- AIM OF THE TASK -
Repeat each entry as written, dropping any picture you find.

Structured figure records
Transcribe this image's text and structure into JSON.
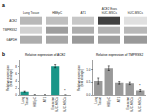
{
  "chart_data": [
    {
      "type": "heatmap",
      "x": [
        "Lung Tissue",
        "HBEpC",
        "AT1",
        "ACE2 Exos\nhUC-MSCs",
        "hUC-MSCs"
      ],
      "y": [
        "ACE2",
        "TMPRSS2",
        "GAPDH"
      ],
      "cells": [
        [
          0.72,
          0.75,
          0.78,
          0.25,
          0.88
        ],
        [
          0.82,
          0.62,
          0.68,
          0.7,
          0.72
        ],
        [
          0.68,
          0.65,
          0.6,
          0.62,
          0.6
        ]
      ],
      "zlim": [
        0,
        1
      ],
      "annotations": [
        {
          "text": "a"
        }
      ]
    },
    {
      "type": "bar",
      "title": "Relative expression of ACE2",
      "ylabel": "Relative expression\n(fold change)",
      "categories": [
        "Lung\nTissue",
        "HBEpC",
        "AT1",
        "Exosome\nhUC-MSCs",
        "hUC-MSCs"
      ],
      "values": [
        1.0,
        0.08,
        0.06,
        8.2,
        0.04
      ],
      "errors": [
        0.15,
        0.02,
        0.01,
        0.45,
        0.01
      ],
      "color": "#1a9688",
      "ylim": [
        0,
        9.8
      ],
      "yticks": [
        0,
        2,
        4,
        6,
        8
      ],
      "grid": false,
      "annotations": [
        {
          "text": "b"
        },
        {
          "x": 4,
          "text": "*"
        }
      ]
    },
    {
      "type": "bar",
      "title": "Relative expression of TMPRSS2",
      "ylabel": "Relative expression\n(fold change)",
      "categories": [
        "Lung\nTissue",
        "HBEpC",
        "AT1",
        "Exosome\nhUC-MSCs",
        "hUC-MSCs"
      ],
      "values": [
        0.55,
        1.05,
        0.48,
        0.46,
        0.18
      ],
      "errors": [
        0.12,
        0.09,
        0.05,
        0.05,
        0.04
      ],
      "color": "#999999",
      "ylim": [
        0,
        1.35
      ],
      "yticks": [
        {
          "value": 0,
          "label": "0.0"
        },
        0.5,
        {
          "value": 1,
          "label": "1.0"
        }
      ],
      "grid": false,
      "annotations": [
        {
          "x": 4,
          "text": "*"
        }
      ]
    }
  ]
}
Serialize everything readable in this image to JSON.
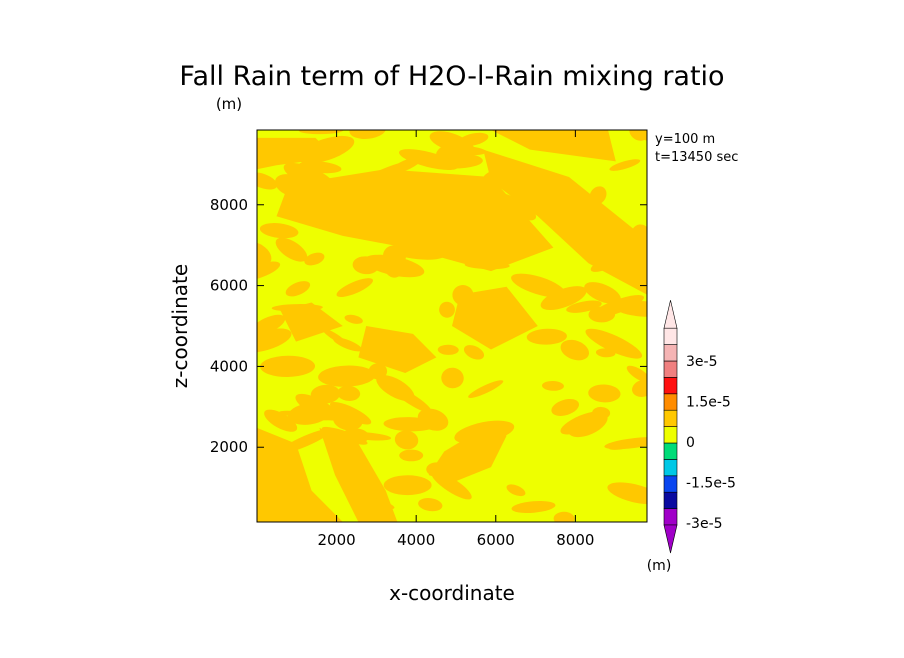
{
  "chart_data": {
    "type": "heatmap",
    "title": "Fall Rain term of H2O-l-Rain mixing ratio",
    "title_unit": "(m)",
    "xlabel": "x-coordinate",
    "ylabel": "z-coordinate",
    "annotation": {
      "line1": "y=100 m",
      "line2": "t=13450 sec"
    },
    "xlim": [
      0,
      9800
    ],
    "ylim": [
      150,
      9850
    ],
    "xticks": [
      {
        "value": 2000,
        "label": "2000"
      },
      {
        "value": 4000,
        "label": "4000"
      },
      {
        "value": 6000,
        "label": "6000"
      },
      {
        "value": 8000,
        "label": "8000"
      }
    ],
    "yticks": [
      {
        "value": 2000,
        "label": "2000"
      },
      {
        "value": 4000,
        "label": "4000"
      },
      {
        "value": 6000,
        "label": "6000"
      },
      {
        "value": 8000,
        "label": "8000"
      }
    ],
    "field_colors": {
      "low": "#eeff00",
      "high": "#ffc800"
    },
    "colorbar": {
      "unit": "(m)",
      "colors": [
        "#a000c8",
        "#0a0aa0",
        "#0a46f0",
        "#00c8e6",
        "#00dc78",
        "#eeff00",
        "#ffc800",
        "#ff8c00",
        "#ff1010",
        "#f08080",
        "#f5b4b4",
        "#ffe6e6"
      ],
      "labels": [
        {
          "text": "3e-5",
          "value": 3e-05
        },
        {
          "text": "1.5e-5",
          "value": 1.5e-05
        },
        {
          "text": "0",
          "value": 0
        },
        {
          "text": "-1.5e-5",
          "value": -1.5e-05
        },
        {
          "text": "-3e-5",
          "value": -3e-05
        }
      ]
    }
  }
}
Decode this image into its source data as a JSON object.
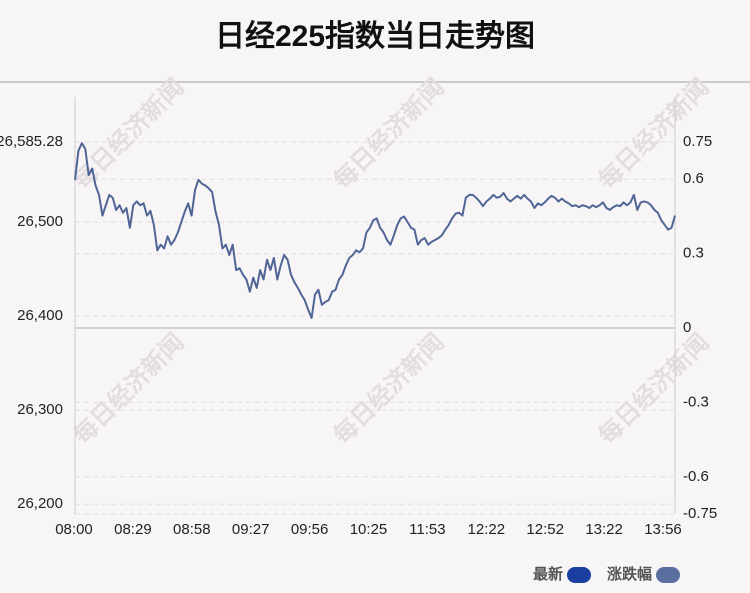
{
  "chart_data": {
    "type": "line",
    "title": "日经225指数当日走势图",
    "watermark": "每日经济新闻",
    "x_labels": [
      "08:00",
      "08:29",
      "08:58",
      "09:27",
      "09:56",
      "10:25",
      "11:53",
      "12:22",
      "12:52",
      "13:22",
      "13:56"
    ],
    "series": [
      {
        "name": "最新",
        "color": "#1a3fa0",
        "line_color": "#4f6596",
        "values": [
          26545,
          26576,
          26584,
          26578,
          26550,
          26557,
          26539,
          26529,
          26507,
          26518,
          26529,
          26526,
          26513,
          26518,
          26510,
          26515,
          26494,
          26518,
          26522,
          26518,
          26520,
          26507,
          26512,
          26497,
          26470,
          26476,
          26472,
          26485,
          26476,
          26481,
          26489,
          26500,
          26511,
          26520,
          26507,
          26534,
          26545,
          26541,
          26539,
          26536,
          26532,
          26511,
          26497,
          26472,
          26476,
          26465,
          26476,
          26449,
          26451,
          26444,
          26439,
          26426,
          26441,
          26430,
          26449,
          26439,
          26460,
          26449,
          26462,
          26439,
          26454,
          26465,
          26460,
          26444,
          26436,
          26430,
          26423,
          26417,
          26407,
          26398,
          26423,
          26428,
          26412,
          26415,
          26417,
          26426,
          26428,
          26439,
          26444,
          26454,
          26462,
          26465,
          26470,
          26468,
          26472,
          26489,
          26494,
          26502,
          26504,
          26494,
          26489,
          26481,
          26476,
          26486,
          26497,
          26504,
          26506,
          26500,
          26494,
          26492,
          26476,
          26481,
          26483,
          26476,
          26479,
          26481,
          26483,
          26486,
          26492,
          26497,
          26504,
          26509,
          26510,
          26507,
          26526,
          26529,
          26529,
          26526,
          26522,
          26517,
          26522,
          26525,
          26529,
          26526,
          26527,
          26531,
          26525,
          26522,
          26525,
          26528,
          26525,
          26529,
          26525,
          26522,
          26515,
          26520,
          26518,
          26521,
          26525,
          26528,
          26526,
          26522,
          26525,
          26522,
          26520,
          26517,
          26518,
          26516,
          26518,
          26517,
          26515,
          26518,
          26516,
          26518,
          26521,
          26515,
          26513,
          26516,
          26518,
          26517,
          26521,
          26518,
          26521,
          26529,
          26513,
          26521,
          26522,
          26521,
          26518,
          26513,
          26510,
          26502,
          26497,
          26492,
          26494,
          26507
        ]
      },
      {
        "name": "涨跌幅",
        "color": "#5a6fa0",
        "axis": "y2",
        "values": []
      }
    ],
    "ylim": [
      26189.46,
      26585.28
    ],
    "yticks": [
      {
        "value": 26585.28,
        "label": "26,585.28"
      },
      {
        "value": 26500,
        "label": "26,500"
      },
      {
        "value": 26400,
        "label": "26,400"
      },
      {
        "value": 26300,
        "label": "26,300"
      },
      {
        "value": 26200,
        "label": "26,200"
      }
    ],
    "y2lim": [
      -0.75,
      0.75
    ],
    "y2ticks": [
      0.75,
      0.6,
      0.3,
      0,
      -0.3,
      -0.6,
      -0.75
    ],
    "grid": true
  }
}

- WRITTEN RESPONSE -
Transcribe this image's text and structure into JSON.
{
  "chart_data": [
    {
      "type": "heatmap",
      "x": [
        "Lung Tissue",
        "HBEpC",
        "AT1",
        "ACE2 Exos\nhUC-MSCs",
        "hUC-MSCs"
      ],
      "y": [
        "ACE2",
        "TMPRSS2",
        "GAPDH"
      ],
      "cells": [
        [
          0.72,
          0.75,
          0.78,
          0.25,
          0.88
        ],
        [
          0.82,
          0.62,
          0.68,
          0.7,
          0.72
        ],
        [
          0.68,
          0.65,
          0.6,
          0.62,
          0.6
        ]
      ],
      "zlim": [
        0,
        1
      ],
      "annotations": [
        {
          "text": "a"
        }
      ]
    },
    {
      "type": "bar",
      "title": "Relative expression of ACE2",
      "ylabel": "Relative expression\n(fold change)",
      "categories": [
        "Lung\nTissue",
        "HBEpC",
        "AT1",
        "Exosome\nhUC-MSCs",
        "hUC-MSCs"
      ],
      "values": [
        1.0,
        0.08,
        0.06,
        8.2,
        0.04
      ],
      "errors": [
        0.15,
        0.02,
        0.01,
        0.45,
        0.01
      ],
      "color": "#1a9688",
      "ylim": [
        0,
        9.8
      ],
      "yticks": [
        0,
        2,
        4,
        6,
        8
      ],
      "grid": false,
      "annotations": [
        {
          "text": "b"
        },
        {
          "x": 4,
          "text": "*"
        }
      ]
    },
    {
      "type": "bar",
      "title": "Relative expression of TMPRSS2",
      "ylabel": "Relative expression\n(fold change)",
      "categories": [
        "Lung\nTissue",
        "HBEpC",
        "AT1",
        "Exosome\nhUC-MSCs",
        "hUC-MSCs"
      ],
      "values": [
        0.55,
        1.05,
        0.48,
        0.46,
        0.18
      ],
      "errors": [
        0.12,
        0.09,
        0.05,
        0.05,
        0.04
      ],
      "color": "#999999",
      "ylim": [
        0,
        1.35
      ],
      "yticks": [
        {
          "value": 0,
          "label": "0.0"
        },
        0.5,
        {
          "value": 1,
          "label": "1.0"
        }
      ],
      "grid": false,
      "annotations": [
        {
          "x": 4,
          "text": "*"
        }
      ]
    }
  ]
}
Serialize everything readable in this image to JSON.
{
  "chart_data": {
    "type": "heatmap",
    "title": "Fall Rain term of H2O-l-Rain mixing ratio",
    "title_unit": "(m)",
    "xlabel": "x-coordinate",
    "ylabel": "z-coordinate",
    "annotation": {
      "line1": "y=100 m",
      "line2": "t=13450 sec"
    },
    "xlim": [
      0,
      9800
    ],
    "ylim": [
      150,
      9850
    ],
    "xticks": [
      {
        "value": 2000,
        "label": "2000"
      },
      {
        "value": 4000,
        "label": "4000"
      },
      {
        "value": 6000,
        "label": "6000"
      },
      {
        "value": 8000,
        "label": "8000"
      }
    ],
    "yticks": [
      {
        "value": 2000,
        "label": "2000"
      },
      {
        "value": 4000,
        "label": "4000"
      },
      {
        "value": 6000,
        "label": "6000"
      },
      {
        "value": 8000,
        "label": "8000"
      }
    ],
    "field_colors": {
      "low": "#eeff00",
      "high": "#ffc800"
    },
    "colorbar": {
      "unit": "(m)",
      "colors": [
        "#a000c8",
        "#0a0aa0",
        "#0a46f0",
        "#00c8e6",
        "#00dc78",
        "#eeff00",
        "#ffc800",
        "#ff8c00",
        "#ff1010",
        "#f08080",
        "#f5b4b4",
        "#ffe6e6"
      ],
      "labels": [
        {
          "text": "3e-5",
          "value": 3e-05
        },
        {
          "text": "1.5e-5",
          "value": 1.5e-05
        },
        {
          "text": "0",
          "value": 0
        },
        {
          "text": "-1.5e-5",
          "value": -1.5e-05
        },
        {
          "text": "-3e-5",
          "value": -3e-05
        }
      ]
    }
  }
}
Decode this image into its source data as a JSON object.
{
  "chart_data": {
    "type": "line",
    "title": "日经225指数当日走势图",
    "watermark": "每日经济新闻",
    "x_labels": [
      "08:00",
      "08:29",
      "08:58",
      "09:27",
      "09:56",
      "10:25",
      "11:53",
      "12:22",
      "12:52",
      "13:22",
      "13:56"
    ],
    "series": [
      {
        "name": "最新",
        "color": "#1a3fa0",
        "line_color": "#4f6596",
        "values": [
          26545,
          26576,
          26584,
          26578,
          26550,
          26557,
          26539,
          26529,
          26507,
          26518,
          26529,
          26526,
          26513,
          26518,
          26510,
          26515,
          26494,
          26518,
          26522,
          26518,
          26520,
          26507,
          26512,
          26497,
          26470,
          26476,
          26472,
          26485,
          26476,
          26481,
          26489,
          26500,
          26511,
          26520,
          26507,
          26534,
          26545,
          26541,
          26539,
          26536,
          26532,
          26511,
          26497,
          26472,
          26476,
          26465,
          26476,
          26449,
          26451,
          26444,
          26439,
          26426,
          26441,
          26430,
          26449,
          26439,
          26460,
          26449,
          26462,
          26439,
          26454,
          26465,
          26460,
          26444,
          26436,
          26430,
          26423,
          26417,
          26407,
          26398,
          26423,
          26428,
          26412,
          26415,
          26417,
          26426,
          26428,
          26439,
          26444,
          26454,
          26462,
          26465,
          26470,
          26468,
          26472,
          26489,
          26494,
          26502,
          26504,
          26494,
          26489,
          26481,
          26476,
          26486,
          26497,
          26504,
          26506,
          26500,
          26494,
          26492,
          26476,
          26481,
          26483,
          26476,
          26479,
          26481,
          26483,
          26486,
          26492,
          26497,
          26504,
          26509,
          26510,
          26507,
          26526,
          26529,
          26529,
          26526,
          26522,
          26517,
          26522,
          26525,
          26529,
          26526,
          26527,
          26531,
          26525,
          26522,
          26525,
          26528,
          26525,
          26529,
          26525,
          26522,
          26515,
          26520,
          26518,
          26521,
          26525,
          26528,
          26526,
          26522,
          26525,
          26522,
          26520,
          26517,
          26518,
          26516,
          26518,
          26517,
          26515,
          26518,
          26516,
          26518,
          26521,
          26515,
          26513,
          26516,
          26518,
          26517,
          26521,
          26518,
          26521,
          26529,
          26513,
          26521,
          26522,
          26521,
          26518,
          26513,
          26510,
          26502,
          26497,
          26492,
          26494,
          26507
        ]
      },
      {
        "name": "涨跌幅",
        "color": "#5a6fa0",
        "axis": "y2",
        "values": []
      }
    ],
    "ylim": [
      26189.46,
      26585.28
    ],
    "yticks": [
      {
        "value": 26585.28,
        "label": "26,585.28"
      },
      {
        "value": 26500,
        "label": "26,500"
      },
      {
        "value": 26400,
        "label": "26,400"
      },
      {
        "value": 26300,
        "label": "26,300"
      },
      {
        "value": 26200,
        "label": "26,200"
      }
    ],
    "y2lim": [
      -0.75,
      0.75
    ],
    "y2ticks": [
      0.75,
      0.6,
      0.3,
      0,
      -0.3,
      -0.6,
      -0.75
    ],
    "grid": true
  }
}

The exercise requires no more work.